▶ **STATED TASK**
Locate and copy all lines bearing the word "LEGISLATION".

________________

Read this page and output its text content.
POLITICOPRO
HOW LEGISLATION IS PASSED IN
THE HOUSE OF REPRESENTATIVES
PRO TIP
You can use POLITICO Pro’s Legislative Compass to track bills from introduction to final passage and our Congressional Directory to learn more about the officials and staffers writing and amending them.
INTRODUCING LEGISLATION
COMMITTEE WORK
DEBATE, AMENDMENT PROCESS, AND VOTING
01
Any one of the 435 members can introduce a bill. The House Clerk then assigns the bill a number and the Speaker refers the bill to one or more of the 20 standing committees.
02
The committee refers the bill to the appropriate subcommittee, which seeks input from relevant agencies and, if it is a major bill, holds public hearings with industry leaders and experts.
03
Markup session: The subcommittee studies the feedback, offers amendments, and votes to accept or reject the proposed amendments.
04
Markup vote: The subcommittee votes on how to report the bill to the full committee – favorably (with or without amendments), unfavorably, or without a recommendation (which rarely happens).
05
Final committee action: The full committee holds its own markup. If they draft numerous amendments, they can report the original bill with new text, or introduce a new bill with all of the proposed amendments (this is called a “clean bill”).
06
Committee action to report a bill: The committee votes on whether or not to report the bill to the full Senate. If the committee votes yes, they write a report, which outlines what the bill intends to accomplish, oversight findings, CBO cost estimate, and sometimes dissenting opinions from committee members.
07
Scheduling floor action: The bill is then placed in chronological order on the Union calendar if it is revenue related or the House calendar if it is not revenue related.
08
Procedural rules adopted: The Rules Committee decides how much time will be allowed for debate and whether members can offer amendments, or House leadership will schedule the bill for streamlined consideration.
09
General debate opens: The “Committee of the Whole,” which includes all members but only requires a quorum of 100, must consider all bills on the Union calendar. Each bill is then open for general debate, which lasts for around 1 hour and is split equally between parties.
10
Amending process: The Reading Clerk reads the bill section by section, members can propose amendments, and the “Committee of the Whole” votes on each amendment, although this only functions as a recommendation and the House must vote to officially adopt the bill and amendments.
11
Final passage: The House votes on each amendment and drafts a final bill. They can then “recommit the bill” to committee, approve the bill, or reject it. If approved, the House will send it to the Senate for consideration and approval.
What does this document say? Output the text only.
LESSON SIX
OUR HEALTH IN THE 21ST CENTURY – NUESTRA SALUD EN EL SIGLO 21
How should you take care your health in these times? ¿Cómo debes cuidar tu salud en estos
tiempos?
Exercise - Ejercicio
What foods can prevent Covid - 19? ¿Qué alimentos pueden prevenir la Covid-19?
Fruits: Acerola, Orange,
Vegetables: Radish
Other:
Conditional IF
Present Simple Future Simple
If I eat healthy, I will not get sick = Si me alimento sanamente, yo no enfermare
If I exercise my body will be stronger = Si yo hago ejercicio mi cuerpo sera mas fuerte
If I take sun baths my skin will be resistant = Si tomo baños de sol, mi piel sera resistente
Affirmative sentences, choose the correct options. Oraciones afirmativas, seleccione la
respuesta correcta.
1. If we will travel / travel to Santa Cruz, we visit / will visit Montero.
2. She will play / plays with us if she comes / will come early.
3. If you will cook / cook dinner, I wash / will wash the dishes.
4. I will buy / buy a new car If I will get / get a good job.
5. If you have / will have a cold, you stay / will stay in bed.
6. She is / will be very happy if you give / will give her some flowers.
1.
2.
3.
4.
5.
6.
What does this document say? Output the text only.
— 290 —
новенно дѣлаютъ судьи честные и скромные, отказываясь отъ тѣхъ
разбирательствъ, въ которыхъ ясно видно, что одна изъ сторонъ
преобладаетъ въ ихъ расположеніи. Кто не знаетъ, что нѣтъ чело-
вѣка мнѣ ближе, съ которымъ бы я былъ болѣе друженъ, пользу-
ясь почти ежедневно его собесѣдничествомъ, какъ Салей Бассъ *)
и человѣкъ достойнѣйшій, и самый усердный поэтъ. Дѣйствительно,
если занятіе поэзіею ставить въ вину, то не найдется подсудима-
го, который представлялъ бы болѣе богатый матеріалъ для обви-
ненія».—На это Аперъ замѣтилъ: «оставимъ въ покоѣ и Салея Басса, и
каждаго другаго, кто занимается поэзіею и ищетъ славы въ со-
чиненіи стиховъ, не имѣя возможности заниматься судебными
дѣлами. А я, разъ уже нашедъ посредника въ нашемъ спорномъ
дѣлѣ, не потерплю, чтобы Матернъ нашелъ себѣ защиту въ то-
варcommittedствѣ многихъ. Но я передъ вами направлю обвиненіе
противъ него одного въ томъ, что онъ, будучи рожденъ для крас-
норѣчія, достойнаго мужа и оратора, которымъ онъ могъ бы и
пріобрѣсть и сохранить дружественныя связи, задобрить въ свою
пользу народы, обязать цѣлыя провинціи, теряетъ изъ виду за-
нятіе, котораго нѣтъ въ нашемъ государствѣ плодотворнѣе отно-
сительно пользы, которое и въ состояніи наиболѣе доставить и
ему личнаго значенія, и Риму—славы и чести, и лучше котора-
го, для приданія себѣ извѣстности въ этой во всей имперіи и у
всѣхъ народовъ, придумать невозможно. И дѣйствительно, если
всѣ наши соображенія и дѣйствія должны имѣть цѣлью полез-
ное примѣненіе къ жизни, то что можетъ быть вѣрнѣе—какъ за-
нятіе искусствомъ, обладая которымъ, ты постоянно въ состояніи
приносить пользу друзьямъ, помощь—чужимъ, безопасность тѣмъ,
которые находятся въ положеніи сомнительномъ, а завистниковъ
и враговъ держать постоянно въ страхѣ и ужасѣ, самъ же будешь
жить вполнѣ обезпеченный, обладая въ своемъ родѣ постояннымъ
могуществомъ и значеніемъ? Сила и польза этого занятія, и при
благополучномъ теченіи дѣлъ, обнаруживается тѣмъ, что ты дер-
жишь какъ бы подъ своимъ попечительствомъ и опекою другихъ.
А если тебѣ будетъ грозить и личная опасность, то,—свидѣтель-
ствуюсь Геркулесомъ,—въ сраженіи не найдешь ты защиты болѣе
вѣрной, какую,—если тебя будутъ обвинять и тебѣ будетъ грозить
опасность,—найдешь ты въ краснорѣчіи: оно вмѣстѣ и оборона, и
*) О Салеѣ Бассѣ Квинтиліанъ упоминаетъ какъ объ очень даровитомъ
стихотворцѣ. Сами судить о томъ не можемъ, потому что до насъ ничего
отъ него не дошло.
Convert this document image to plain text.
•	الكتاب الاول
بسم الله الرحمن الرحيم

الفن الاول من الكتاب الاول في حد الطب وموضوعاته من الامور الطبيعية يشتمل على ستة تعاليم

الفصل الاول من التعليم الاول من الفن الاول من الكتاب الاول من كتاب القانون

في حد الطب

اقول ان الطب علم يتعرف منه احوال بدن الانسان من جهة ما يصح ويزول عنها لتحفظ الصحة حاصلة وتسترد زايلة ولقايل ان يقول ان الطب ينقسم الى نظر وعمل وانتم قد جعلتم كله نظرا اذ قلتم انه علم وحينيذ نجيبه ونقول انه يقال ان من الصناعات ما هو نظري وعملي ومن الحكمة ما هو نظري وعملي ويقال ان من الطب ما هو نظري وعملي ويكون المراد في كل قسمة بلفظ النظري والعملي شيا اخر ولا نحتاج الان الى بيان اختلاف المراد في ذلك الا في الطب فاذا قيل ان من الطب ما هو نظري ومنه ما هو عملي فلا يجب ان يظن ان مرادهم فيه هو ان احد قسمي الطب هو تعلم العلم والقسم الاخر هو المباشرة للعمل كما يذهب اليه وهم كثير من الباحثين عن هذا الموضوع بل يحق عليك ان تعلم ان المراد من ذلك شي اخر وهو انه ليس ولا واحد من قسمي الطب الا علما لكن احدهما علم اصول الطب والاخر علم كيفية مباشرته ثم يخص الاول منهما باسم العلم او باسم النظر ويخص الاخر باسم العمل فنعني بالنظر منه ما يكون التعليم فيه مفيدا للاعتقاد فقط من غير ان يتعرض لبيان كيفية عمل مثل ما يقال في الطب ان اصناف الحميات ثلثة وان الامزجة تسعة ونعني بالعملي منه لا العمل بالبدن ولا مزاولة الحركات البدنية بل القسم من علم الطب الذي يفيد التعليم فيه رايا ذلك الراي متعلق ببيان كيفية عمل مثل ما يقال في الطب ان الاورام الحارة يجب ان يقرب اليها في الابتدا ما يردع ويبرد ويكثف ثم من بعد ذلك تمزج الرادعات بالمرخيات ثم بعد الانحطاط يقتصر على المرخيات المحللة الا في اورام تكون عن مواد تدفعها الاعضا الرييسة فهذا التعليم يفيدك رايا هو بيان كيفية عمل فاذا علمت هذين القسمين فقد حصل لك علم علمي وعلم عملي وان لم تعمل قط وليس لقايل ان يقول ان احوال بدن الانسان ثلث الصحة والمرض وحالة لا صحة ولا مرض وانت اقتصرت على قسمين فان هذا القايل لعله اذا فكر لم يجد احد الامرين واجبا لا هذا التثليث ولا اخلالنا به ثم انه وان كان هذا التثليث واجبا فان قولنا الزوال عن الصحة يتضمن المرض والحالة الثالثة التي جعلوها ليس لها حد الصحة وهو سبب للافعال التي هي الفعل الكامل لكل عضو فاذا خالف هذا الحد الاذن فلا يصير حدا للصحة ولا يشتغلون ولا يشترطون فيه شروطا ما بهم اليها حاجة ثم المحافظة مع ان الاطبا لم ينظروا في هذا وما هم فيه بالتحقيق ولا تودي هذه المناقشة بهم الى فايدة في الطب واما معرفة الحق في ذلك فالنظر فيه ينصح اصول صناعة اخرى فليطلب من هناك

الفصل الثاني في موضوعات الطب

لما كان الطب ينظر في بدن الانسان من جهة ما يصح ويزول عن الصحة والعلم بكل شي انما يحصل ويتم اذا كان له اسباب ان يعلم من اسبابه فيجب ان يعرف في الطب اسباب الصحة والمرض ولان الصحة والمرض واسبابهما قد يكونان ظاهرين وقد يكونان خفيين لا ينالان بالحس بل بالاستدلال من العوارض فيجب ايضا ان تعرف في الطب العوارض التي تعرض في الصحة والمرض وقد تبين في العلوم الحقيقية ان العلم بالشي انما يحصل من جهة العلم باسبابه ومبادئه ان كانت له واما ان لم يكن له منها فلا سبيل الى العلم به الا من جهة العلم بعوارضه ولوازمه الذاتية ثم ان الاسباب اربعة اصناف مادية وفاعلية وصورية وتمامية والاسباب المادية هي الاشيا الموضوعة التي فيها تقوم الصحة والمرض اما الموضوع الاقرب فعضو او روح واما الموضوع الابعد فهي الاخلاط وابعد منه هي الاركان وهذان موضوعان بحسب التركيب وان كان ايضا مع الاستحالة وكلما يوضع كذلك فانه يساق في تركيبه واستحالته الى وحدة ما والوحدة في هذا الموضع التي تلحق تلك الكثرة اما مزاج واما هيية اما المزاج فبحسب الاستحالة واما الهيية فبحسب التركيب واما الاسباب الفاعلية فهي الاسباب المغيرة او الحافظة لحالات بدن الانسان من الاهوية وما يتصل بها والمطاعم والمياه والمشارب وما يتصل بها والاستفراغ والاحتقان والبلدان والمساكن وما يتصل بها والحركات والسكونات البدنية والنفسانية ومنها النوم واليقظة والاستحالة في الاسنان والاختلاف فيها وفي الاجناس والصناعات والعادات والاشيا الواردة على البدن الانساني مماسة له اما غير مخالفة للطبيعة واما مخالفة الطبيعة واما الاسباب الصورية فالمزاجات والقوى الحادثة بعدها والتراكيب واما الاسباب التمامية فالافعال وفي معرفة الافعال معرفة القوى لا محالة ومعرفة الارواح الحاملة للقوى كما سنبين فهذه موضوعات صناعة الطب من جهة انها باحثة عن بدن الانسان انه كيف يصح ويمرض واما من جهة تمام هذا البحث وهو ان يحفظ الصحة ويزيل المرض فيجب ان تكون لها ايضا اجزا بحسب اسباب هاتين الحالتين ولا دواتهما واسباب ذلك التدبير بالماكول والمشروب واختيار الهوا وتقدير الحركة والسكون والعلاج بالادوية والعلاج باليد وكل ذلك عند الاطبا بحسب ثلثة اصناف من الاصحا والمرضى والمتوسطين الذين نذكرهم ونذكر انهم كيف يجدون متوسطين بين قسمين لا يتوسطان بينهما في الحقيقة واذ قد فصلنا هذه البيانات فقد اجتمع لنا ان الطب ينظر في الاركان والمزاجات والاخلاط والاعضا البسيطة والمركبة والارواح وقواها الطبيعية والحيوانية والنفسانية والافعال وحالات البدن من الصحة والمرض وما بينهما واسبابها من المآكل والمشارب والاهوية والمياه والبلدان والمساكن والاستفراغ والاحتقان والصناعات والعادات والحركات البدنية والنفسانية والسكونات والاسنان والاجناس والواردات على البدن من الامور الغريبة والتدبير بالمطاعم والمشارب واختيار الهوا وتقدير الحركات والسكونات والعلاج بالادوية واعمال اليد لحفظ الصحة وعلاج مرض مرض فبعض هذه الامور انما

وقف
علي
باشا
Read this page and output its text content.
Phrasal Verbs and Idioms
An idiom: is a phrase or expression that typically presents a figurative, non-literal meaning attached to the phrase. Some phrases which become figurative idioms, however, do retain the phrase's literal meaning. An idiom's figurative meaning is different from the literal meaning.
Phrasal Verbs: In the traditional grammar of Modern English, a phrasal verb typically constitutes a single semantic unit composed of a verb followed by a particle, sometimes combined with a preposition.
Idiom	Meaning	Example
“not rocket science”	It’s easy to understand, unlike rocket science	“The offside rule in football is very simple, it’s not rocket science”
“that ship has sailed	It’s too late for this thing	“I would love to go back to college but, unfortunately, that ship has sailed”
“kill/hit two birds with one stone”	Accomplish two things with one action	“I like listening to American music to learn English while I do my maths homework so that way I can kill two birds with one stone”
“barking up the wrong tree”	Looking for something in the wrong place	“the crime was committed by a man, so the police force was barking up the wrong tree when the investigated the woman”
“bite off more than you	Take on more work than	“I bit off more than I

________________

▶ **SOLUTION TO THIS PROBLEM**
HOW LEGISLATION IS PASSED IN
INTRODUCING LEGISLATION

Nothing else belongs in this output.